# Directions for this task
Review the listing and copy each line that holds the word "grid".
start Excerpted records
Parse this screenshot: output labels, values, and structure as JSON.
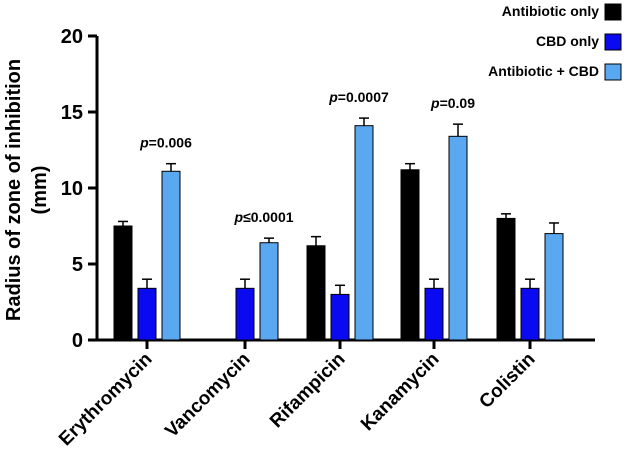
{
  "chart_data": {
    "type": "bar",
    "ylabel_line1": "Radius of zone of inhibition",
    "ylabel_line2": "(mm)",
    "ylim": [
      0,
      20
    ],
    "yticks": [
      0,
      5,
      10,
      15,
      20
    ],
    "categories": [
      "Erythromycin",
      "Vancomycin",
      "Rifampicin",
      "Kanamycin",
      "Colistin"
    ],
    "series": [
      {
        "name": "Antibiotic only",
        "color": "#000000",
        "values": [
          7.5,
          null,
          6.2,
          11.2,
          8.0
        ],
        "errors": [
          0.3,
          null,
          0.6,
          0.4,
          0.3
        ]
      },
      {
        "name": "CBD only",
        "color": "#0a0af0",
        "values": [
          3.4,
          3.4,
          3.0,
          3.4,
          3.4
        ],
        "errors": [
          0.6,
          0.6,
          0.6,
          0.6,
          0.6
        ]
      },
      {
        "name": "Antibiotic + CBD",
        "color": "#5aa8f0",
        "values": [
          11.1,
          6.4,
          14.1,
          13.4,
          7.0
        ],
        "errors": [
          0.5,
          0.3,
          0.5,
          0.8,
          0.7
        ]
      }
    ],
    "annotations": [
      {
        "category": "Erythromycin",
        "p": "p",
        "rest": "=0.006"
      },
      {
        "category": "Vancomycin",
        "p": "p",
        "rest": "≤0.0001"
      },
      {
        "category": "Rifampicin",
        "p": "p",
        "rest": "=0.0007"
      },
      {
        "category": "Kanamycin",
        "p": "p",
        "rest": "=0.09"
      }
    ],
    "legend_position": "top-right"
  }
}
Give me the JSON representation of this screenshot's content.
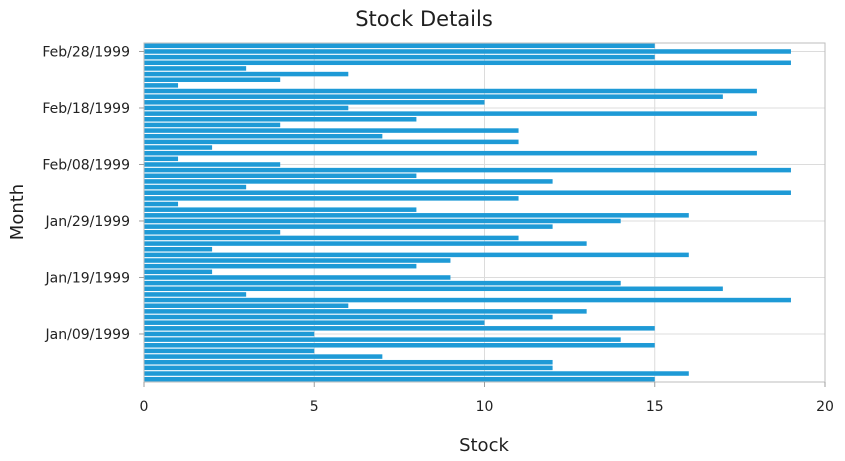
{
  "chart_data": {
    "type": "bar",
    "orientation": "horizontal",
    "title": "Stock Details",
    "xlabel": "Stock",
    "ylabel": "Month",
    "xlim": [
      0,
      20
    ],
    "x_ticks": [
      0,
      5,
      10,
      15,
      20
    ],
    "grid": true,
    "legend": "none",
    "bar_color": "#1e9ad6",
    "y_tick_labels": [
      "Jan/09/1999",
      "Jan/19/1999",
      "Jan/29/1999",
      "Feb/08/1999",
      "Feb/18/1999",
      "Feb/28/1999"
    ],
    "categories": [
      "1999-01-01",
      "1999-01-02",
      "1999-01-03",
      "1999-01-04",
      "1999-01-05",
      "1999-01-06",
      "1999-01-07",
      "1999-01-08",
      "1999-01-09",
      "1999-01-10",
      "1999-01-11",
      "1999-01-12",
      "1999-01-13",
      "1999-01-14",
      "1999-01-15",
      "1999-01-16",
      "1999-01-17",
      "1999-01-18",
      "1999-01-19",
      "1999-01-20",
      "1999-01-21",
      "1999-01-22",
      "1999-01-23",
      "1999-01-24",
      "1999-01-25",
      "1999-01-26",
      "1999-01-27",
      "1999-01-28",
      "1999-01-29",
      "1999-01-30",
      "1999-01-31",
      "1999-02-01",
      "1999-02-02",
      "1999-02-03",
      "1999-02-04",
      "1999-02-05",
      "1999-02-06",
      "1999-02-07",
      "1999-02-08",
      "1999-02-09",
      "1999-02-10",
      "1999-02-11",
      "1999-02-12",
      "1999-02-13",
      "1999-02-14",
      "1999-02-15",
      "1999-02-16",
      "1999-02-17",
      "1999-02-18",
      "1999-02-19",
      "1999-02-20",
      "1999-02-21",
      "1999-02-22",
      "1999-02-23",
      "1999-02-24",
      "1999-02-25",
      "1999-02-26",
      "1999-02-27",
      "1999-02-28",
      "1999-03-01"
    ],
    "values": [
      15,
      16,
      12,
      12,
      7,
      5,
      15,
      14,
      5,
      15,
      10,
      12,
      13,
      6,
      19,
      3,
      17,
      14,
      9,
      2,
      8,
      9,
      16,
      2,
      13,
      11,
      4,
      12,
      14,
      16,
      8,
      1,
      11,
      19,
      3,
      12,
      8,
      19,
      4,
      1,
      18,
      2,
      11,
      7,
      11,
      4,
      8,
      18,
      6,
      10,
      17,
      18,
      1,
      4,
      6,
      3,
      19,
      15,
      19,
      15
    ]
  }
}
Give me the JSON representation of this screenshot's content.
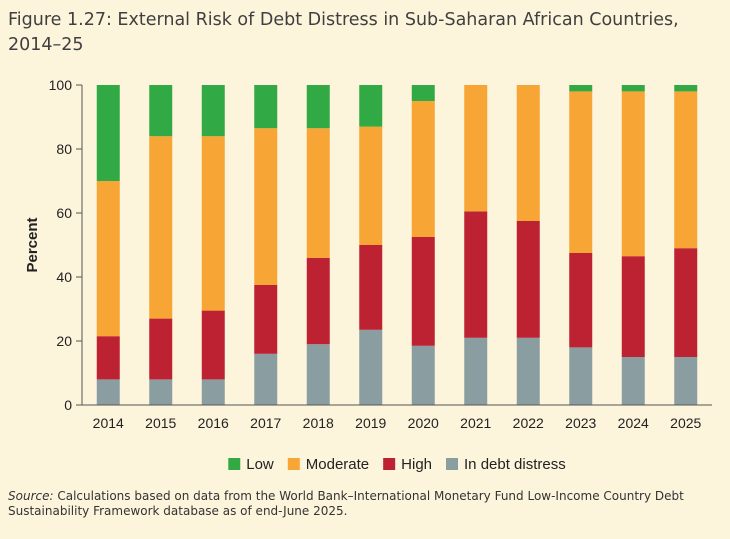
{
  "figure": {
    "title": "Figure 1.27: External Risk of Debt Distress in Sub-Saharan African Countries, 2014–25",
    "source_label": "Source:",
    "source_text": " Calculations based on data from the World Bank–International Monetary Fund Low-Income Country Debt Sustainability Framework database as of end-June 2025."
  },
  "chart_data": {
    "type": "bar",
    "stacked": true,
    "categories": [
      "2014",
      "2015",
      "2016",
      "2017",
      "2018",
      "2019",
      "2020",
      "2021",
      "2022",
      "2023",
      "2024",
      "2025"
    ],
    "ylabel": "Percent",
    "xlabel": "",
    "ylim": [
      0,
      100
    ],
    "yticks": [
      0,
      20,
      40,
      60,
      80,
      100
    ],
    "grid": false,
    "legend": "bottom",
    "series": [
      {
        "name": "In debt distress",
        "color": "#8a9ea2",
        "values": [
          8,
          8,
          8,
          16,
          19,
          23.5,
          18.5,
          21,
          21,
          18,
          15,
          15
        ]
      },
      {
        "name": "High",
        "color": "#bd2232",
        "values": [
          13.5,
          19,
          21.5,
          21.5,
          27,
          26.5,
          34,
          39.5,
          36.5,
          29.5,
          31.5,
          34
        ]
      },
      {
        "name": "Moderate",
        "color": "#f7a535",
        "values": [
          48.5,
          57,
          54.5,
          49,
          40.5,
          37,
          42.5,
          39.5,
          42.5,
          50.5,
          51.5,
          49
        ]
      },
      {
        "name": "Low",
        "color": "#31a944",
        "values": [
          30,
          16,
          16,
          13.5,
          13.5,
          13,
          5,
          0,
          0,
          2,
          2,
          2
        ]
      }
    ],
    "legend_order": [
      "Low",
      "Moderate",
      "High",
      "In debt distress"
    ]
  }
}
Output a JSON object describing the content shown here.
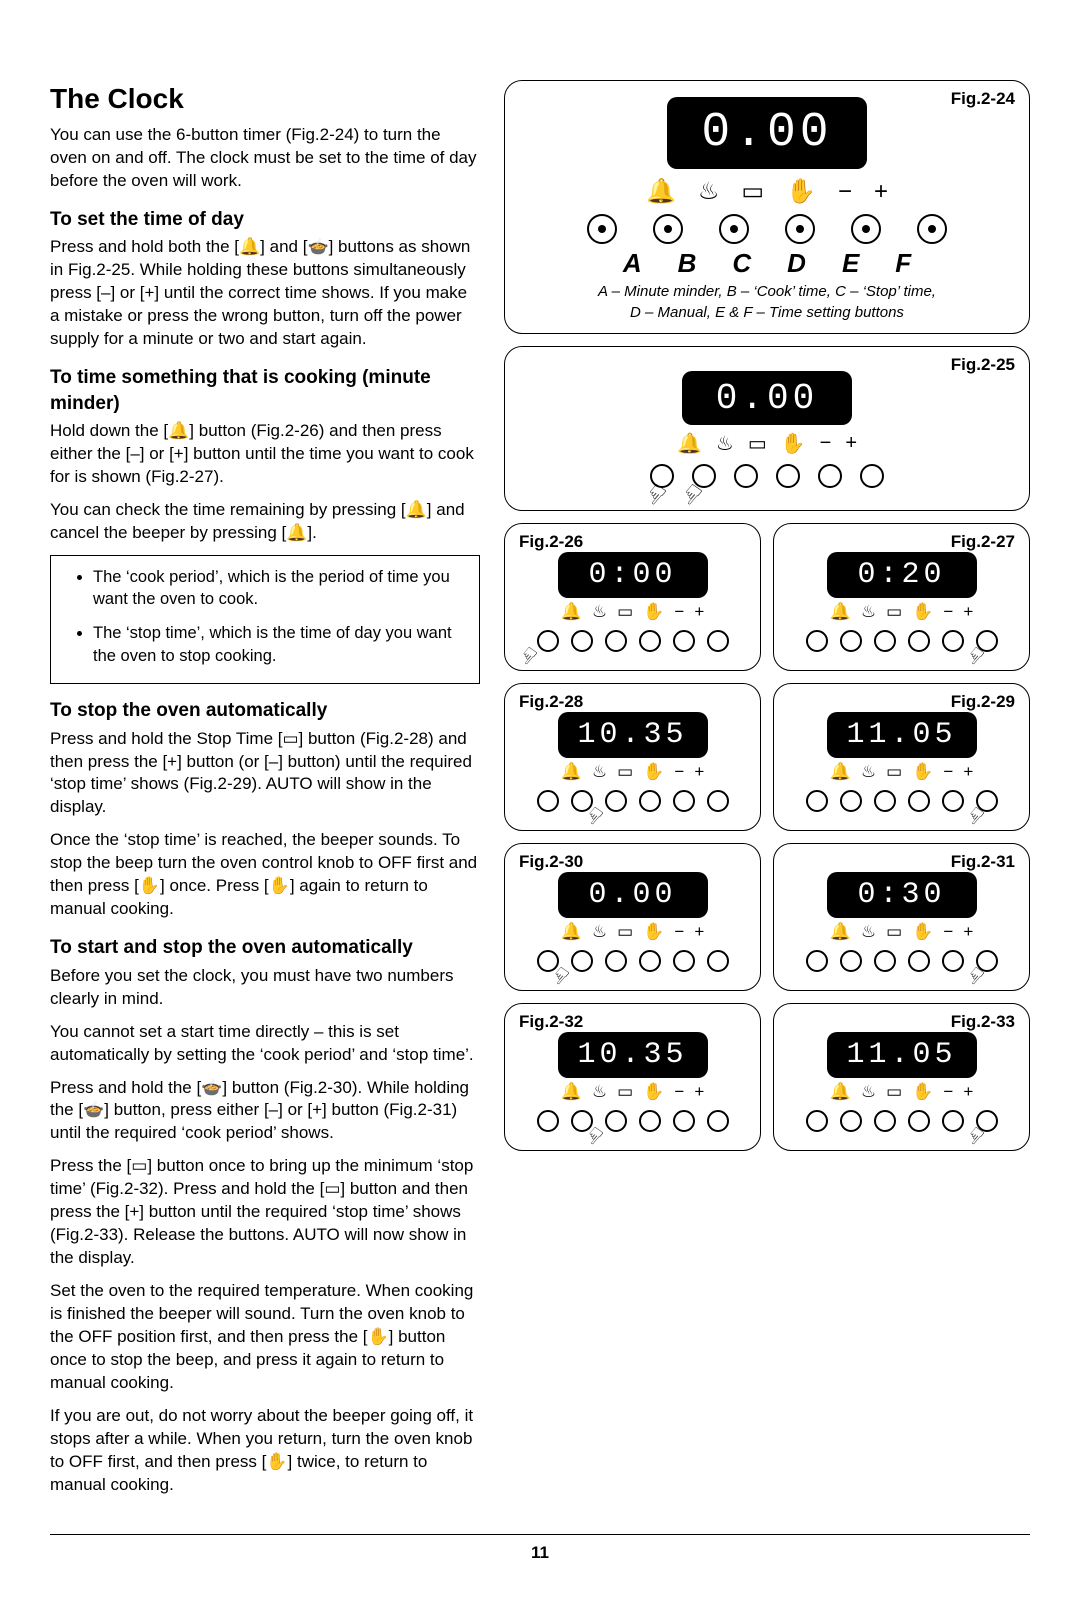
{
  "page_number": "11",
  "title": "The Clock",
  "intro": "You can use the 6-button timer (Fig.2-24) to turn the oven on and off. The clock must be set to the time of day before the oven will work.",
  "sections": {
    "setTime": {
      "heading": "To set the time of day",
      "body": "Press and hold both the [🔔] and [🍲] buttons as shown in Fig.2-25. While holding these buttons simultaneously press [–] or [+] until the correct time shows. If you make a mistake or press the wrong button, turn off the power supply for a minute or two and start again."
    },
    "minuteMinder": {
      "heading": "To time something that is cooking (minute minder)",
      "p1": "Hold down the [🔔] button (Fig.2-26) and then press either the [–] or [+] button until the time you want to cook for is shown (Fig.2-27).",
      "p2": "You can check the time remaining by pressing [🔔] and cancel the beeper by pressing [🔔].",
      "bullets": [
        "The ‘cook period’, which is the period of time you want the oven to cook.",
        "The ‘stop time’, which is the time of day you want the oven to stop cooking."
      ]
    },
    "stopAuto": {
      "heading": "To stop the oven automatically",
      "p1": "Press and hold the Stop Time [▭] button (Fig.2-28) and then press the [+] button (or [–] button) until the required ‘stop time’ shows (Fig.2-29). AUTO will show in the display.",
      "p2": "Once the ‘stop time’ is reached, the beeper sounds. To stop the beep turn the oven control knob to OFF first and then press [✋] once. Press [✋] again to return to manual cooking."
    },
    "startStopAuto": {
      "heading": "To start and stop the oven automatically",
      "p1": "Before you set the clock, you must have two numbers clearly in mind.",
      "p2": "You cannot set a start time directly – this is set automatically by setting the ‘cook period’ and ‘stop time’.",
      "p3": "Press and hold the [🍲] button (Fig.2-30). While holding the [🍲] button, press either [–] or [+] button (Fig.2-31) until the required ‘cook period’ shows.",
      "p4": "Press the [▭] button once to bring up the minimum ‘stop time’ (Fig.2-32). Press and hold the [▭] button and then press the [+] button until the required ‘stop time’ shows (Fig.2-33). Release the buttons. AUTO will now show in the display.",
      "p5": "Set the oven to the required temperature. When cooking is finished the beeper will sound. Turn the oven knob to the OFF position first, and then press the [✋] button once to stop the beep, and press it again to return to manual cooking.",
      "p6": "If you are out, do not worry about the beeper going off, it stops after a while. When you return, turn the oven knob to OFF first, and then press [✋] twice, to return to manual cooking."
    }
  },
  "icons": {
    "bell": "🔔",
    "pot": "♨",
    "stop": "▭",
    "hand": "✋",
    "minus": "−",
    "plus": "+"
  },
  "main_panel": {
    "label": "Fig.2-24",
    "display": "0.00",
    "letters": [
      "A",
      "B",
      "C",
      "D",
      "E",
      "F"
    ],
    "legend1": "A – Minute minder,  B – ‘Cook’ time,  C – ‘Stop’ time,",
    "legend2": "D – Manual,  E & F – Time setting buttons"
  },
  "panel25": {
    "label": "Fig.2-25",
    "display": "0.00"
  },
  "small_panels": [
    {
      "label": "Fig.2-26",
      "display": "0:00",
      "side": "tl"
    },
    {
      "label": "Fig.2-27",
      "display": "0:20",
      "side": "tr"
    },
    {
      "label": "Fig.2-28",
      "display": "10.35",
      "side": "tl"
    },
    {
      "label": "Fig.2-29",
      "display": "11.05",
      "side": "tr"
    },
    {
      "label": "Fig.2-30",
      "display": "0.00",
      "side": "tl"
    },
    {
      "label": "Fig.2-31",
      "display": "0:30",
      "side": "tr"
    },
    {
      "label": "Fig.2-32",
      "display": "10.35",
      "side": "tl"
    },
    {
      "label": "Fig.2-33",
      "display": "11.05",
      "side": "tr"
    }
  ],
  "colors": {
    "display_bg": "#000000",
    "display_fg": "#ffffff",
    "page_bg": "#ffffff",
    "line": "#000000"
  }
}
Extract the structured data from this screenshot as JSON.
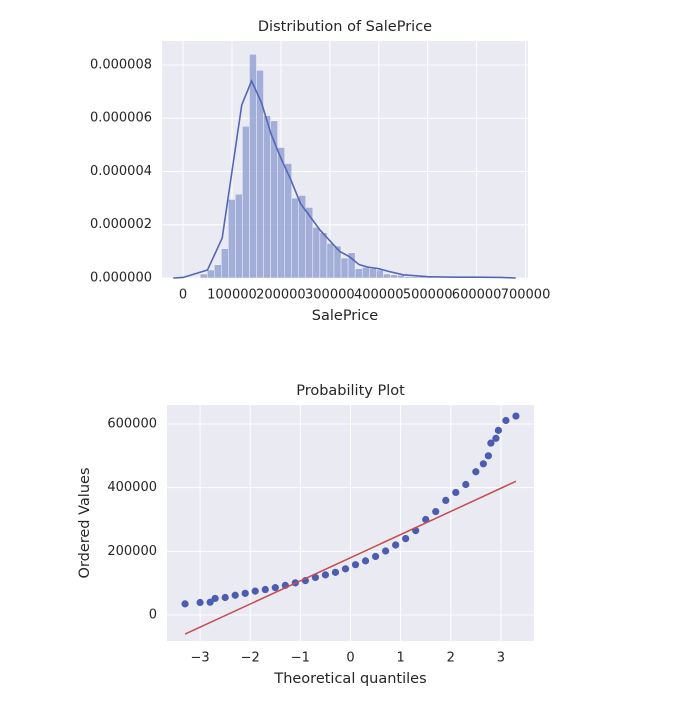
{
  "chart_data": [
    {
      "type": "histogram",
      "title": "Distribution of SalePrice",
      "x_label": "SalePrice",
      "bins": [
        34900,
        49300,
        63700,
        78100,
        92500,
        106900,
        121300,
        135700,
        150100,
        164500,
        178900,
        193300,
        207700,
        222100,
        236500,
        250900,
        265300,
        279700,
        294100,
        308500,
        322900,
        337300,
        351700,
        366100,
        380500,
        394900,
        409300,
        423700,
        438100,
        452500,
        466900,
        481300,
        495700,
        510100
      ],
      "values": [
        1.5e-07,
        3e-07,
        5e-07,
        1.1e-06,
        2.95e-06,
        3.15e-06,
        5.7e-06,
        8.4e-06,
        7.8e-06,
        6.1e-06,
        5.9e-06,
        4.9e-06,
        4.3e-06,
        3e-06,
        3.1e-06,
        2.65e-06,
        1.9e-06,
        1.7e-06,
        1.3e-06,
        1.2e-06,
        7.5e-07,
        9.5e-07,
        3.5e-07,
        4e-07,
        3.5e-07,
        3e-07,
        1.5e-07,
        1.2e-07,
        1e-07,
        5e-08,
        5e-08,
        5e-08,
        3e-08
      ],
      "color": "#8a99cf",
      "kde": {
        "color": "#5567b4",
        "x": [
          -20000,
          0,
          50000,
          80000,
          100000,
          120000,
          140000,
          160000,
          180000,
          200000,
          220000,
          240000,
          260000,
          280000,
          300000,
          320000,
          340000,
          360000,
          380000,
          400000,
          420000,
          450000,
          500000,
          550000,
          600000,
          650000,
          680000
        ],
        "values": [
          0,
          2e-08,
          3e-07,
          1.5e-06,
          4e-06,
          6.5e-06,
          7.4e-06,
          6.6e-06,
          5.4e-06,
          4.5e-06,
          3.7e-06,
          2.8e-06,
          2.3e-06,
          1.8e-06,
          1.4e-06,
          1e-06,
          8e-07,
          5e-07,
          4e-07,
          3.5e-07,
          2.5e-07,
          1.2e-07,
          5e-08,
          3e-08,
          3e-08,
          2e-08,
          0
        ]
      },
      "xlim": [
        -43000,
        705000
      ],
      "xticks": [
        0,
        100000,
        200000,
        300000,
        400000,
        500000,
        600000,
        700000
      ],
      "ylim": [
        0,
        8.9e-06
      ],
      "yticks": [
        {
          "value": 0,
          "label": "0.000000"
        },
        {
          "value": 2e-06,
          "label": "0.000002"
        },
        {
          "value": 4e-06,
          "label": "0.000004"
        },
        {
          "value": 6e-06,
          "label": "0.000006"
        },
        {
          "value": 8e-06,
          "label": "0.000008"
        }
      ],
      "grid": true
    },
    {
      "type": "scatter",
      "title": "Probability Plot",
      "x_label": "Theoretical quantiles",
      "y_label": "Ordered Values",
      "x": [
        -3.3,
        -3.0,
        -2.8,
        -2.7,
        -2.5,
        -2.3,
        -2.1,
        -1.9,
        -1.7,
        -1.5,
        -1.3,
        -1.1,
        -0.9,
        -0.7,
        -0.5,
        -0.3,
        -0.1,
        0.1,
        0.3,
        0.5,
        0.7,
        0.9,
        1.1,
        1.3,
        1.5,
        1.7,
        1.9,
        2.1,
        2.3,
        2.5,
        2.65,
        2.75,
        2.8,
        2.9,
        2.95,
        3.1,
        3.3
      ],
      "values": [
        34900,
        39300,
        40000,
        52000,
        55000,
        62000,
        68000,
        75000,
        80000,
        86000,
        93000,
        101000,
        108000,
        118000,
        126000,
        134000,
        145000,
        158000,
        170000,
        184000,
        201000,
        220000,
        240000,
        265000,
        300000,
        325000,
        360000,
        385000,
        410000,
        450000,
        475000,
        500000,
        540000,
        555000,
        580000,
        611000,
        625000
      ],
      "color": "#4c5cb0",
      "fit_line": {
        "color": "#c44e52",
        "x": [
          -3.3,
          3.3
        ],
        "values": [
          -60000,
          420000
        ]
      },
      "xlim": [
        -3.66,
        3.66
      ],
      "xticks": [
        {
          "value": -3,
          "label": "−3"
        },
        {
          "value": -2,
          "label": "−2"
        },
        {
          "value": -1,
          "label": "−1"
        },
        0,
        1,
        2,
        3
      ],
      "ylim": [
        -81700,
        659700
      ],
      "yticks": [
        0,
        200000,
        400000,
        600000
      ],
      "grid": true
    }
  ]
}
end Excerpted records
# Task result
    "grid": true,
    "grid": false,
      "grid": true
      "grid": true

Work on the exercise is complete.